Records from a data source
————————

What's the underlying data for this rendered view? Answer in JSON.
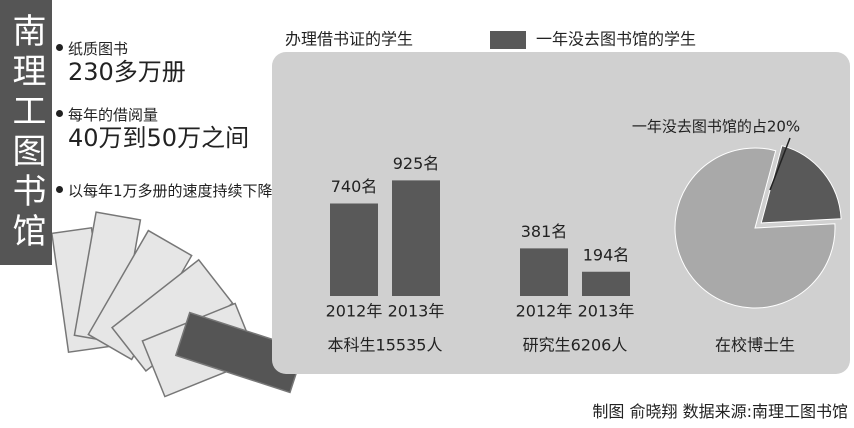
{
  "header": {
    "title": "南理工图书馆"
  },
  "facts": [
    {
      "label": "纸质图书",
      "value": "230多万册"
    },
    {
      "label": "每年的借阅量",
      "value": "40万到50万之间"
    },
    {
      "label": "以每年1万多册的速度持续下降"
    }
  ],
  "legend": [
    {
      "name": "办理借书证的学生",
      "color": "#cfcfcf"
    },
    {
      "name": "一年没去图书馆的学生",
      "color": "#595959"
    }
  ],
  "chart_data": [
    {
      "type": "bar",
      "title": "本科生15535人",
      "categories": [
        "2012年",
        "2013年"
      ],
      "values": [
        740,
        925
      ],
      "value_labels": [
        "740名",
        "925名"
      ],
      "color": "#595959"
    },
    {
      "type": "bar",
      "title": "研究生6206人",
      "categories": [
        "2012年",
        "2013年"
      ],
      "values": [
        381,
        194
      ],
      "value_labels": [
        "381名",
        "194名"
      ],
      "color": "#595959"
    },
    {
      "type": "pie",
      "title": "在校博士生",
      "values": [
        20,
        80
      ],
      "value_labels": [
        "一年没去图书馆的占20%",
        null
      ],
      "colors": [
        "#595959",
        "#a9a9a9"
      ]
    }
  ],
  "credit": "制图 俞晓翔  数据来源:南理工图书馆"
}
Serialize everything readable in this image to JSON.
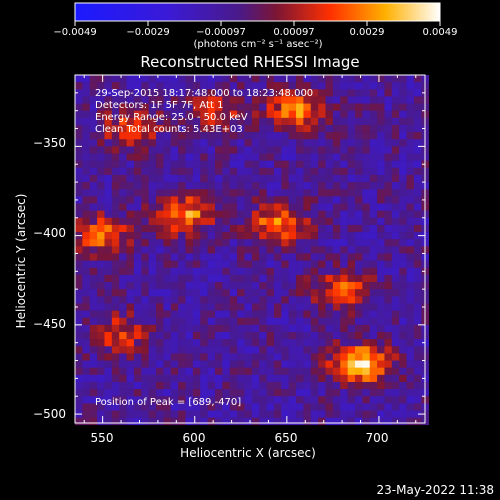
{
  "colorbar": {
    "ticks": [
      "−0.0049",
      "−0.0029",
      "−0.00097",
      "0.00097",
      "0.0029",
      "0.0049"
    ],
    "unit": "(photons cm⁻² s⁻¹ asec⁻²)"
  },
  "chart_data": {
    "type": "heatmap",
    "title": "Reconstructed RHESSI Image",
    "xlabel": "Heliocentric X (arcsec)",
    "ylabel": "Heliocentric Y (arcsec)",
    "xlim": [
      535,
      725
    ],
    "ylim": [
      -505,
      -310
    ],
    "xticks": [
      "550",
      "600",
      "650",
      "700"
    ],
    "yticks": [
      "−350",
      "−400",
      "−450",
      "−500"
    ],
    "vmin": -0.0049,
    "vmax": 0.0049,
    "colormap": "blue-purple-red-yellow-white",
    "annotations": [
      "29-Sep-2015 18:17:48.000 to 18:23:48.000",
      "Detectors: 1F 5F 7F, Att 1",
      "Energy Range: 25.0 - 50.0 keV",
      "Clean     Total counts: 5.43E+03"
    ],
    "peak_label": "Position of Peak = [689,-470]",
    "sources": [
      {
        "x": 690,
        "y": -472,
        "peak": 0.0049
      },
      {
        "x": 595,
        "y": -388,
        "peak": 0.0038
      },
      {
        "x": 655,
        "y": -330,
        "peak": 0.0036
      },
      {
        "x": 550,
        "y": -400,
        "peak": 0.0032
      },
      {
        "x": 645,
        "y": -393,
        "peak": 0.0035
      },
      {
        "x": 680,
        "y": -430,
        "peak": 0.003
      },
      {
        "x": 565,
        "y": -340,
        "peak": 0.0028
      },
      {
        "x": 560,
        "y": -455,
        "peak": 0.0026
      },
      {
        "x": 612,
        "y": -330,
        "peak": 0.0022
      }
    ]
  },
  "timestamp": "23-May-2022 11:38"
}
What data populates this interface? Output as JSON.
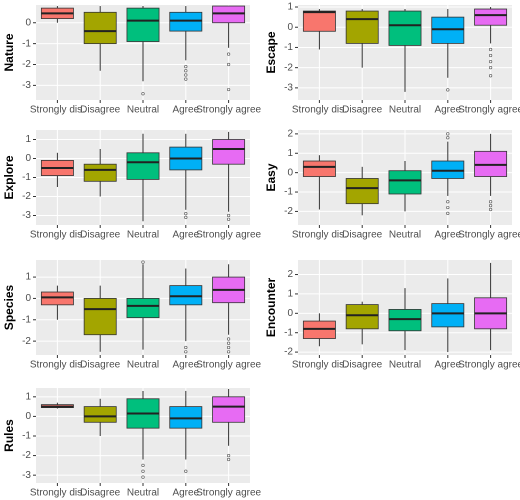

————————

§ What is required:
Please set down each line of the data above exactly as written, without the pictures.

§ Final answer:
What's the underlying data for this rendered view? Answer in JSON.
{
  "header": {
    "title": "南理工图书馆"
  },
  "facts": [
    {
      "label": "纸质图书",
      "value": "230多万册"
    },
    {
      "label": "每年的借阅量",
      "value": "40万到50万之间"
    },
    {
      "label": "以每年1万多册的速度持续下降"
    }
  ],
  "legend": [
    {
      "name": "办理借书证的学生",
      "color": "#cfcfcf"
    },
    {
      "name": "一年没去图书馆的学生",
      "color": "#595959"
    }
  ],
  "chart_data": [
    {
      "type": "bar",
      "title": "本科生15535人",
      "categories": [
        "2012年",
        "2013年"
      ],
      "values": [
        740,
        925
      ],
      "value_labels": [
        "740名",
        "925名"
      ],
      "color": "#595959"
    },
    {
      "type": "bar",
      "title": "研究生6206人",
      "categories": [
        "2012年",
        "2013年"
      ],
      "values": [
        381,
        194
      ],
      "value_labels": [
        "381名",
        "194名"
      ],
      "color": "#595959"
    },
    {
      "type": "pie",
      "title": "在校博士生",
      "values": [
        20,
        80
      ],
      "value_labels": [
        "一年没去图书馆的占20%",
        null
      ],
      "colors": [
        "#595959",
        "#a9a9a9"
      ]
    }
  ],
  "credit": "制图 俞晓翔  数据来源:南理工图书馆"
}
Serialize everything readable in this image to JSON.
{
  "colorbar": {
    "ticks": [
      "−0.0049",
      "−0.0029",
      "−0.00097",
      "0.00097",
      "0.0029",
      "0.0049"
    ],
    "unit": "(photons cm⁻² s⁻¹ asec⁻²)"
  },
  "chart_data": {
    "type": "heatmap",
    "title": "Reconstructed RHESSI Image",
    "xlabel": "Heliocentric X (arcsec)",
    "ylabel": "Heliocentric Y (arcsec)",
    "xlim": [
      535,
      725
    ],
    "ylim": [
      -505,
      -310
    ],
    "xticks": [
      "550",
      "600",
      "650",
      "700"
    ],
    "yticks": [
      "−350",
      "−400",
      "−450",
      "−500"
    ],
    "vmin": -0.0049,
    "vmax": 0.0049,
    "colormap": "blue-purple-red-yellow-white",
    "annotations": [
      "29-Sep-2015 18:17:48.000 to 18:23:48.000",
      "Detectors: 1F 5F 7F, Att 1",
      "Energy Range: 25.0 - 50.0 keV",
      "Clean     Total counts: 5.43E+03"
    ],
    "peak_label": "Position of Peak = [689,-470]",
    "sources": [
      {
        "x": 690,
        "y": -472,
        "peak": 0.0049
      },
      {
        "x": 595,
        "y": -388,
        "peak": 0.0038
      },
      {
        "x": 655,
        "y": -330,
        "peak": 0.0036
      },
      {
        "x": 550,
        "y": -400,
        "peak": 0.0032
      },
      {
        "x": 645,
        "y": -393,
        "peak": 0.0035
      },
      {
        "x": 680,
        "y": -430,
        "peak": 0.003
      },
      {
        "x": 565,
        "y": -340,
        "peak": 0.0028
      },
      {
        "x": 560,
        "y": -455,
        "peak": 0.0026
      },
      {
        "x": 612,
        "y": -330,
        "peak": 0.0022
      }
    ]
  },
  "timestamp": "23-May-2022 11:38"
}
What data populates this interface? Output as JSON.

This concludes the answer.